## Source records
········

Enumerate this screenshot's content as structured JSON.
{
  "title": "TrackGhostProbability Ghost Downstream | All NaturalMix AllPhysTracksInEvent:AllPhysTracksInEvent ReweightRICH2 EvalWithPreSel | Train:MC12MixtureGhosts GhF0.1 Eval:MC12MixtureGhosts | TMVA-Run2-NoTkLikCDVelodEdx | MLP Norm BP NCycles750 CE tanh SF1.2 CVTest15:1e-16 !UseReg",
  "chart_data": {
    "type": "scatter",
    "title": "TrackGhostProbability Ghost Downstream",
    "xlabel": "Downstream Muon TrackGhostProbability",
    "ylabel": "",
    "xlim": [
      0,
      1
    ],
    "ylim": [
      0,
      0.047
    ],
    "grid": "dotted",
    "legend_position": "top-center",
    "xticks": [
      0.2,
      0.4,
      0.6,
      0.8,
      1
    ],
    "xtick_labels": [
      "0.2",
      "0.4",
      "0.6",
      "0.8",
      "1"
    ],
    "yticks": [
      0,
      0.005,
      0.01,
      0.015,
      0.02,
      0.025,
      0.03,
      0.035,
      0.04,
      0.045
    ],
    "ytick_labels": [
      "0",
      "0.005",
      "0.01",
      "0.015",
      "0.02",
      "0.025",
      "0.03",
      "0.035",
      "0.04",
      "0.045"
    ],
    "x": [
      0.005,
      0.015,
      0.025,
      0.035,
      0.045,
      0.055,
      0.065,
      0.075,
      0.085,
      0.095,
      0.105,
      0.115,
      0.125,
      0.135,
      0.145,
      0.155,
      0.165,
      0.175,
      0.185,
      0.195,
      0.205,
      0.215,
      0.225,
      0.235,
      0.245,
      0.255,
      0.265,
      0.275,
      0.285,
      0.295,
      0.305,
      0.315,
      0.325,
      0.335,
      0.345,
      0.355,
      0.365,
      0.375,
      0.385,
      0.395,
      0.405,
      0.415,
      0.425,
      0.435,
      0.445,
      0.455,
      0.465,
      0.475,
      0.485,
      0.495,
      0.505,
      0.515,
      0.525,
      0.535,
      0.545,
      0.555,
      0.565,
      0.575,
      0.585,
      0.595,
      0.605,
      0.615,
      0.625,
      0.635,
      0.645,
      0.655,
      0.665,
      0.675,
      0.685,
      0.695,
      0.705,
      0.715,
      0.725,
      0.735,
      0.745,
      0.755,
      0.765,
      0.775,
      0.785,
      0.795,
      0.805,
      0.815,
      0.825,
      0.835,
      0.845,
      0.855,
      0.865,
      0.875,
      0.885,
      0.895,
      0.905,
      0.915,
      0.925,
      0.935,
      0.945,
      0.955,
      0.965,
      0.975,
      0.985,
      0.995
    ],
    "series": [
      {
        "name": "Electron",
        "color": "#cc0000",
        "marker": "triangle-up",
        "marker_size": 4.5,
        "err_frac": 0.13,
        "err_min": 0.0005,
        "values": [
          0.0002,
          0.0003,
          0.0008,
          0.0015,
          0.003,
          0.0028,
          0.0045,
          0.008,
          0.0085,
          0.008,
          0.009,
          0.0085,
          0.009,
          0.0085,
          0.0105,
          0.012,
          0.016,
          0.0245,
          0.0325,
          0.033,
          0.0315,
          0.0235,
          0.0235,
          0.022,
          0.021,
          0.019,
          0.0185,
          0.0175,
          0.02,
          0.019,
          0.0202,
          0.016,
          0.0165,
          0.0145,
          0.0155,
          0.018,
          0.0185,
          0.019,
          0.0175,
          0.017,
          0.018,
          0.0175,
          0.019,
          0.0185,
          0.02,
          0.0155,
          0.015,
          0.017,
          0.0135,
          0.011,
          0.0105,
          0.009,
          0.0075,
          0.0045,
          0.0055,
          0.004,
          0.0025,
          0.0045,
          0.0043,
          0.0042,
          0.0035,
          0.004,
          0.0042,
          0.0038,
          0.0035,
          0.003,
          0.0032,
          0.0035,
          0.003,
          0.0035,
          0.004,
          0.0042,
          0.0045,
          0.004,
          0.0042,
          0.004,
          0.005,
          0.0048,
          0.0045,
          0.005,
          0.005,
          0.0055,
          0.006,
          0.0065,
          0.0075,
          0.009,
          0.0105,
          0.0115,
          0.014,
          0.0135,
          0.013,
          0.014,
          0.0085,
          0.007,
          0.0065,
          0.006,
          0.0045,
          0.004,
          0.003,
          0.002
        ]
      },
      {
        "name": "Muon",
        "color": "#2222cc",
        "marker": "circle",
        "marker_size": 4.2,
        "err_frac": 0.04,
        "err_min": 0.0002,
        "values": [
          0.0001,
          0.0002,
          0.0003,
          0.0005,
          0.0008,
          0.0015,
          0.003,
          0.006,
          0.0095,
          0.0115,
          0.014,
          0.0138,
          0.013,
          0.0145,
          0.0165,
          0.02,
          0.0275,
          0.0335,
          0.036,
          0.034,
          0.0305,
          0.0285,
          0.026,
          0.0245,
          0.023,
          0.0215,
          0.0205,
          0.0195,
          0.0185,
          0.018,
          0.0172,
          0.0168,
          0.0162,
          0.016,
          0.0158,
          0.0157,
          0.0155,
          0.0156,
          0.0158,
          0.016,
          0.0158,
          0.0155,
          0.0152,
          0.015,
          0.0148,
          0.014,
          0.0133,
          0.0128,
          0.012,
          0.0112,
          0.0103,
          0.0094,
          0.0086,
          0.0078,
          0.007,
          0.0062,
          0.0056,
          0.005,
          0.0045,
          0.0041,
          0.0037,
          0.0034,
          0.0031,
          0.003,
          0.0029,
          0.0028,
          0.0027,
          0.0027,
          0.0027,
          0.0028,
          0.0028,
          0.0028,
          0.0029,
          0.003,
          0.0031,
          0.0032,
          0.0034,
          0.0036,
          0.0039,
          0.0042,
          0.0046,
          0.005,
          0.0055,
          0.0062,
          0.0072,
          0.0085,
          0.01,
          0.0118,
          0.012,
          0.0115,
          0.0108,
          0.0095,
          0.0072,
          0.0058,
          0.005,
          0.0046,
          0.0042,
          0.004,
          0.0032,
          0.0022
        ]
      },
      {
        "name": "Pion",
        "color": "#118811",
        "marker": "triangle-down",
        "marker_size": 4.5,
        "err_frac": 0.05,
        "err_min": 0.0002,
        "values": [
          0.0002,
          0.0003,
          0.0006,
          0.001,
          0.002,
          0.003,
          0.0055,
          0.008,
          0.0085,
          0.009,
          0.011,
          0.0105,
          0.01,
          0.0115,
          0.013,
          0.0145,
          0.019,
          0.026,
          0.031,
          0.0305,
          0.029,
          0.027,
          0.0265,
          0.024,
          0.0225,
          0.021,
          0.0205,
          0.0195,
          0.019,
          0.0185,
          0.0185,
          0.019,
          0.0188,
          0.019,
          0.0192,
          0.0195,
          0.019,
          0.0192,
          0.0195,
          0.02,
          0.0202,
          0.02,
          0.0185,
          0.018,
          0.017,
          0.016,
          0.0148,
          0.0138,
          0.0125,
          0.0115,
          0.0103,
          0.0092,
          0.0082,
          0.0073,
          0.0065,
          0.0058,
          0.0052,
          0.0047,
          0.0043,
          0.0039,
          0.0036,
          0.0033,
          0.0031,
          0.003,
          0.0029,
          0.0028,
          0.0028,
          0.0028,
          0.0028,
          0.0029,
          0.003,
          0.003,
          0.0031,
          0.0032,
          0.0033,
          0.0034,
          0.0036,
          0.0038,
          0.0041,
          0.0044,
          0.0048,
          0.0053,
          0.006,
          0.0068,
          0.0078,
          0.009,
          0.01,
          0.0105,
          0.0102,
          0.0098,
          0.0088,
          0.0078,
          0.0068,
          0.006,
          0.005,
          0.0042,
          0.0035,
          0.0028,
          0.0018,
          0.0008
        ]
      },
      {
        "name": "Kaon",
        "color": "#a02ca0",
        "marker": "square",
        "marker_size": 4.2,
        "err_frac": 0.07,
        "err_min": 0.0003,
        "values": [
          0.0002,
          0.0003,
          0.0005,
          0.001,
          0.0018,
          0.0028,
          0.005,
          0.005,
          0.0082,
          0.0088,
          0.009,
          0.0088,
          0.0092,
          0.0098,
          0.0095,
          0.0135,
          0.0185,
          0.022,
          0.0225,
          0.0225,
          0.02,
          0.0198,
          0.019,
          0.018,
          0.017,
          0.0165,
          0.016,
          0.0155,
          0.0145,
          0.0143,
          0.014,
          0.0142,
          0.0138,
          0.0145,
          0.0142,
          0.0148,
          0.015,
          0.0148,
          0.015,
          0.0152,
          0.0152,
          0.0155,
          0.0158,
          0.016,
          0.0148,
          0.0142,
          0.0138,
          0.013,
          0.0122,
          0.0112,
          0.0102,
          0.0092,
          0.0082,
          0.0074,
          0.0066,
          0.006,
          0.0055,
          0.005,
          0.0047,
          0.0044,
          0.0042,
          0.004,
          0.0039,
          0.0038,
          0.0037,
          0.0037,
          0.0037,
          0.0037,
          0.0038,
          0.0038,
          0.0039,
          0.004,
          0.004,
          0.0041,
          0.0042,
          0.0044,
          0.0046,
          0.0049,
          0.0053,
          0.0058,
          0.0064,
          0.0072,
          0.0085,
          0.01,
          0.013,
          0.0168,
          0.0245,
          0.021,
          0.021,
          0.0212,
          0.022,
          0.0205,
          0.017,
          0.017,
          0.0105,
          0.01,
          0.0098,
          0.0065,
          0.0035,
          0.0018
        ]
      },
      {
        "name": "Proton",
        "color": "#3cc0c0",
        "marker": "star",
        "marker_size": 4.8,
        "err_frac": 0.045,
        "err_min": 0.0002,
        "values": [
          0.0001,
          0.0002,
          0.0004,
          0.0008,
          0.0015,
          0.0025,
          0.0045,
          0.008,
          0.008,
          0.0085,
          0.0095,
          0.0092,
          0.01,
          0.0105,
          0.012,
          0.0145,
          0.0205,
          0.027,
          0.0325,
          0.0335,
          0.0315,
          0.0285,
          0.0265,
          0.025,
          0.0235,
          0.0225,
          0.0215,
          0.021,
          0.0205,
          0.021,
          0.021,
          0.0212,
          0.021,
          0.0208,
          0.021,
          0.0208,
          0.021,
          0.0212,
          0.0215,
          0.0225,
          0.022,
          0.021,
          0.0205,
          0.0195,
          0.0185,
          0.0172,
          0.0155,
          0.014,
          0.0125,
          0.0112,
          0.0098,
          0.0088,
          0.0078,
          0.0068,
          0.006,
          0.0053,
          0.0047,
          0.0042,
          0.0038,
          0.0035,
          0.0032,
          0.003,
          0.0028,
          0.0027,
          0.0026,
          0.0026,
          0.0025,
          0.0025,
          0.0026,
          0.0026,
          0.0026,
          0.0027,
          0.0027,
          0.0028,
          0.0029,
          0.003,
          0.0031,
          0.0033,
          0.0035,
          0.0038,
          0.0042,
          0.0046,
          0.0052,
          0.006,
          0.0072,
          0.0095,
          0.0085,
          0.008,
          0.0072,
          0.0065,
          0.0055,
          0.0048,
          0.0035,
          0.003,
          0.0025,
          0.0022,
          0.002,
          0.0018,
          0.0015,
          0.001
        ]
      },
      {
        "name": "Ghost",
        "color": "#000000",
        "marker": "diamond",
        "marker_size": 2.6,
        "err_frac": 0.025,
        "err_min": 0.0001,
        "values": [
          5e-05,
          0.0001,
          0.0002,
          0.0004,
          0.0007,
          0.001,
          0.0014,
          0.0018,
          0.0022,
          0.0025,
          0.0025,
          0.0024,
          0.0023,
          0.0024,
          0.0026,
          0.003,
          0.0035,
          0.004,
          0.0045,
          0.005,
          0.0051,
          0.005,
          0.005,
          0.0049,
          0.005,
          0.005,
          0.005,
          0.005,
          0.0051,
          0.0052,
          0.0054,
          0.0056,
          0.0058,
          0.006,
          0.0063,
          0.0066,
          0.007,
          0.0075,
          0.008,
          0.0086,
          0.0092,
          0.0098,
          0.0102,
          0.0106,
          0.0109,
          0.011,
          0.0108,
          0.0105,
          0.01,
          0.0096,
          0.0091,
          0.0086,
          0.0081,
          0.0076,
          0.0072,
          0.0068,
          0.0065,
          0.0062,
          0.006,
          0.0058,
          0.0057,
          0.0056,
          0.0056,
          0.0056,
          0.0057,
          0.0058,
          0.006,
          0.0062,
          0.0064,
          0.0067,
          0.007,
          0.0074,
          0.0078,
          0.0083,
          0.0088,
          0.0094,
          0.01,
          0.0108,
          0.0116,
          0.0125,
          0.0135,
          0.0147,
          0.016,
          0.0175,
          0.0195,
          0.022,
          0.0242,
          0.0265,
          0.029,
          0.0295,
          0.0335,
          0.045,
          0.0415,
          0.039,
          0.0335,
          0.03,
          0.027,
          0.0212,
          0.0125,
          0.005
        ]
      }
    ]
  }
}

········

## Direction
Note every line above where the string "Downstream" shows up, and copy those lines.

## Output below
  "title": "TrackGhostProbability Ghost Downstream | All NaturalMix AllPhysTracksInEvent:AllPhysTracksInEvent ReweightRICH2 EvalWithPreSel | Train:MC12MixtureGhosts GhF0.1 Eval:MC12MixtureGhosts | TMVA-Run2-NoTkLikCDVelodEdx | MLP Norm BP NCycles750 CE tanh SF1.2 CVTest15:1e-16 !UseReg",
    "title": "TrackGhostProbability Ghost Downstream",
    "xlabel": "Downstream Muon TrackGhostProbability",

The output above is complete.